**REQUIREMENT**
Go through the entries below and count the lines holding the word "Search". Reply with only the number, please.

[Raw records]
* begin *

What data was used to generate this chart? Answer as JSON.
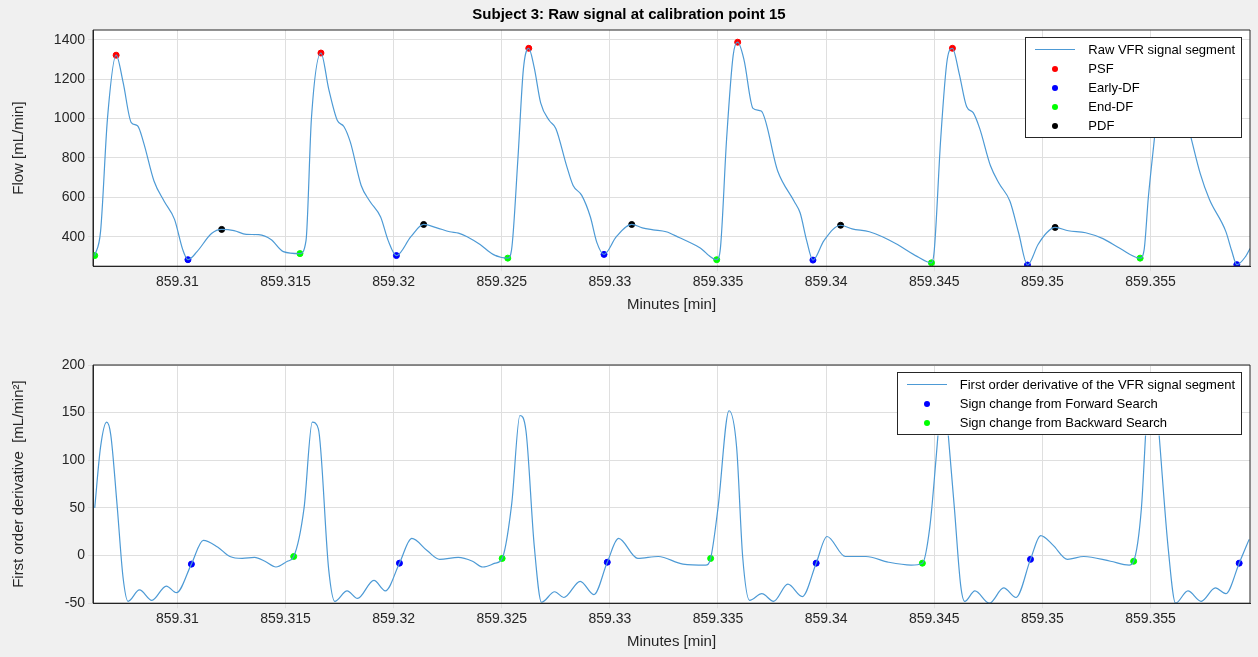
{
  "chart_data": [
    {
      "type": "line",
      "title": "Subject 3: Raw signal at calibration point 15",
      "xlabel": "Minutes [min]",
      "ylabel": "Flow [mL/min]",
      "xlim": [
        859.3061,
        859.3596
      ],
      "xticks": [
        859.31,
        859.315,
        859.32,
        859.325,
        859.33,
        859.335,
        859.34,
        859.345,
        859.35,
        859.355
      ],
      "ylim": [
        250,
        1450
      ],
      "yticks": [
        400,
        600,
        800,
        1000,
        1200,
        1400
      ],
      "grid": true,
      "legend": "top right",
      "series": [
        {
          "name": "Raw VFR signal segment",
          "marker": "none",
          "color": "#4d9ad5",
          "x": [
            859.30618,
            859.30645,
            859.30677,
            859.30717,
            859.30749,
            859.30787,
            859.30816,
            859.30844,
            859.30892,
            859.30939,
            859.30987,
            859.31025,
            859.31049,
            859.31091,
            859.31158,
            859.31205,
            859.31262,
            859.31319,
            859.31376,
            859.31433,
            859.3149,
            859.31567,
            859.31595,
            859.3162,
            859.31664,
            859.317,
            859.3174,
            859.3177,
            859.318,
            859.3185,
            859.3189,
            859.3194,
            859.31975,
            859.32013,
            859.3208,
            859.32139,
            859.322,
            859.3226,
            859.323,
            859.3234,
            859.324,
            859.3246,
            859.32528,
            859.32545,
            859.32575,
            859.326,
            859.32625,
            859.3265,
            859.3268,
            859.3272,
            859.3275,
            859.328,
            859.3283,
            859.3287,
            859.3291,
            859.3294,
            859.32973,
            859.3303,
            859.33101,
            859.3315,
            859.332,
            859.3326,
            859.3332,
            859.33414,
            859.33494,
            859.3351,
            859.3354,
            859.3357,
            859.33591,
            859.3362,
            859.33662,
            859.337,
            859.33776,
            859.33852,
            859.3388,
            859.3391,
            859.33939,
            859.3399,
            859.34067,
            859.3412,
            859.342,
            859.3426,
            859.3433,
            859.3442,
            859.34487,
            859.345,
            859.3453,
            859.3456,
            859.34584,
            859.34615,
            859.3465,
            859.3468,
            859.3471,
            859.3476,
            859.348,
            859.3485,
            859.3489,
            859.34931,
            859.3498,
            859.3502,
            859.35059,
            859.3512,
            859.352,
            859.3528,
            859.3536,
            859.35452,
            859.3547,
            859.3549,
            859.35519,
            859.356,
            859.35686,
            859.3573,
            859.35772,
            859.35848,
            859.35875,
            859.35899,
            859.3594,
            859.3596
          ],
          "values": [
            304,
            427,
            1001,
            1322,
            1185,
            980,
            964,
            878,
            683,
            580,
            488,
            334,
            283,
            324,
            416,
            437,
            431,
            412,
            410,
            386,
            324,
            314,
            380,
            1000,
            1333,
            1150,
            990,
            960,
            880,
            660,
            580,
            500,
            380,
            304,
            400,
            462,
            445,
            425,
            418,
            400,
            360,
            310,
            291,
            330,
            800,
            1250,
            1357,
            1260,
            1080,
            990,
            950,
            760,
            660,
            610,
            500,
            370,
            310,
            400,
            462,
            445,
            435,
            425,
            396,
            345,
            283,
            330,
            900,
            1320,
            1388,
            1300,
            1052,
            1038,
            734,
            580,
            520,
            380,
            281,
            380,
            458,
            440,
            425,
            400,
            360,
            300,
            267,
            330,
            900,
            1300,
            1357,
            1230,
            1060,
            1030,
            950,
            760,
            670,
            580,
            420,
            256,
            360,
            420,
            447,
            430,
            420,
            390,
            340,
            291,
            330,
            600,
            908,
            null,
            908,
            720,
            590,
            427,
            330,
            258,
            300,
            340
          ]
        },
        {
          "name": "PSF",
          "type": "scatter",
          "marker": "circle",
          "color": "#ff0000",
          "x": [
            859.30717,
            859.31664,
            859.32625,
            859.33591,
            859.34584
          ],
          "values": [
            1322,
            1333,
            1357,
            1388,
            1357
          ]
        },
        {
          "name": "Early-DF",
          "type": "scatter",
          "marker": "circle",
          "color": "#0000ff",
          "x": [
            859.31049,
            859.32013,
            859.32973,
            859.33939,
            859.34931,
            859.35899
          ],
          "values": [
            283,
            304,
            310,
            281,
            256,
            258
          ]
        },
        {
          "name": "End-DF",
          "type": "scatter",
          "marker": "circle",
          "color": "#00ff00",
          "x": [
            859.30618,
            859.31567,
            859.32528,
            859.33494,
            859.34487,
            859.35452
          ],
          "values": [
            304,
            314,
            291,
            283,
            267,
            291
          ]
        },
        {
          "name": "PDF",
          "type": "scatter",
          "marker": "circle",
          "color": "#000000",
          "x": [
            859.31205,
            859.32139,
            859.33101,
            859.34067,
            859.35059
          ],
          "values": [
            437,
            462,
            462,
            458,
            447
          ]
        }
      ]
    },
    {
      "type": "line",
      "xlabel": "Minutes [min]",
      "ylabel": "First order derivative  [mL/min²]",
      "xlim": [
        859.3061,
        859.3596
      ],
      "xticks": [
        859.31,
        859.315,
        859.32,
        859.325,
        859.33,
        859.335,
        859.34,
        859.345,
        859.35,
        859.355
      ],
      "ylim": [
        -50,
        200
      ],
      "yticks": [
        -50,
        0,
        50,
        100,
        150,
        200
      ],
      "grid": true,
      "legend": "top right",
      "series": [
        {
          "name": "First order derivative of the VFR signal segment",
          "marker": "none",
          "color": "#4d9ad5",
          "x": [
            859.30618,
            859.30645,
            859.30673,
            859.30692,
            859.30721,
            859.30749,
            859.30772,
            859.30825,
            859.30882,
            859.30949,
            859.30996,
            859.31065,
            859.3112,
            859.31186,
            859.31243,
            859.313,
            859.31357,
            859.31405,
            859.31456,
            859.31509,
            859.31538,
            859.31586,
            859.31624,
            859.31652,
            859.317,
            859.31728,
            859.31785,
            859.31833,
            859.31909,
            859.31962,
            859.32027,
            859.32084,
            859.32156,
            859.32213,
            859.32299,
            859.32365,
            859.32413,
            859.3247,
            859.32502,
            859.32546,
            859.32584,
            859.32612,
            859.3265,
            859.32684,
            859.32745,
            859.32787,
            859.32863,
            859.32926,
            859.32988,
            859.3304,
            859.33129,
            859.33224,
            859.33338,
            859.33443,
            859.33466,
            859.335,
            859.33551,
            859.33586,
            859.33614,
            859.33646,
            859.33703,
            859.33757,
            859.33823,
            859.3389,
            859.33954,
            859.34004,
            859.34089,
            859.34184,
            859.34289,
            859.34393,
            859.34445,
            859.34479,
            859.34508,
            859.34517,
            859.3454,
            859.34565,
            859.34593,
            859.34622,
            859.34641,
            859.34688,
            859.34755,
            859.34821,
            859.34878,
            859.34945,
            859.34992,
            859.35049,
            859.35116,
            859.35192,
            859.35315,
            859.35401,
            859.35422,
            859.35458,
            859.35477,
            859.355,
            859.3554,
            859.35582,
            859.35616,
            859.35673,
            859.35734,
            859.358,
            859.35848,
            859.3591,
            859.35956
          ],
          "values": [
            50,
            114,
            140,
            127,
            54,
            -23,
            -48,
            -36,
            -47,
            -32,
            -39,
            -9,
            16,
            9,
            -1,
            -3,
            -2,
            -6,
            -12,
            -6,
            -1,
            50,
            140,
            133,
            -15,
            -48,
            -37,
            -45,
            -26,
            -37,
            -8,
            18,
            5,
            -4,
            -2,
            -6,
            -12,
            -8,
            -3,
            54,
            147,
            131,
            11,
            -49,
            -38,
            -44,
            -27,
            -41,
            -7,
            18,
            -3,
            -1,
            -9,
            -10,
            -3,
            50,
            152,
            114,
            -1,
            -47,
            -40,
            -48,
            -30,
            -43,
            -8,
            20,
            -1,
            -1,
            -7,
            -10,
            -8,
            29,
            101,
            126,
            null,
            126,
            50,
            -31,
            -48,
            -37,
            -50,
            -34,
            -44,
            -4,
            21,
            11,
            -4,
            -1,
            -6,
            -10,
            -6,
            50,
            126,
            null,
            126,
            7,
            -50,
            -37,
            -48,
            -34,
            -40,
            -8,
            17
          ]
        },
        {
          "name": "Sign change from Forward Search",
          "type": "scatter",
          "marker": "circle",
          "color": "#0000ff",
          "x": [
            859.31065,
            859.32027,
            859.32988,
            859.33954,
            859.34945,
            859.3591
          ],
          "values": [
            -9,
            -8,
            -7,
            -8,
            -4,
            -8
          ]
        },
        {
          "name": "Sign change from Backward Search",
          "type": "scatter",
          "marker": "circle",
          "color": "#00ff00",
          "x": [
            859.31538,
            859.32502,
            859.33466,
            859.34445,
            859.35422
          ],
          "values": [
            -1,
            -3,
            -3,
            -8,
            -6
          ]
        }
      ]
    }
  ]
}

* end *

**RESPONSE BELOW**
2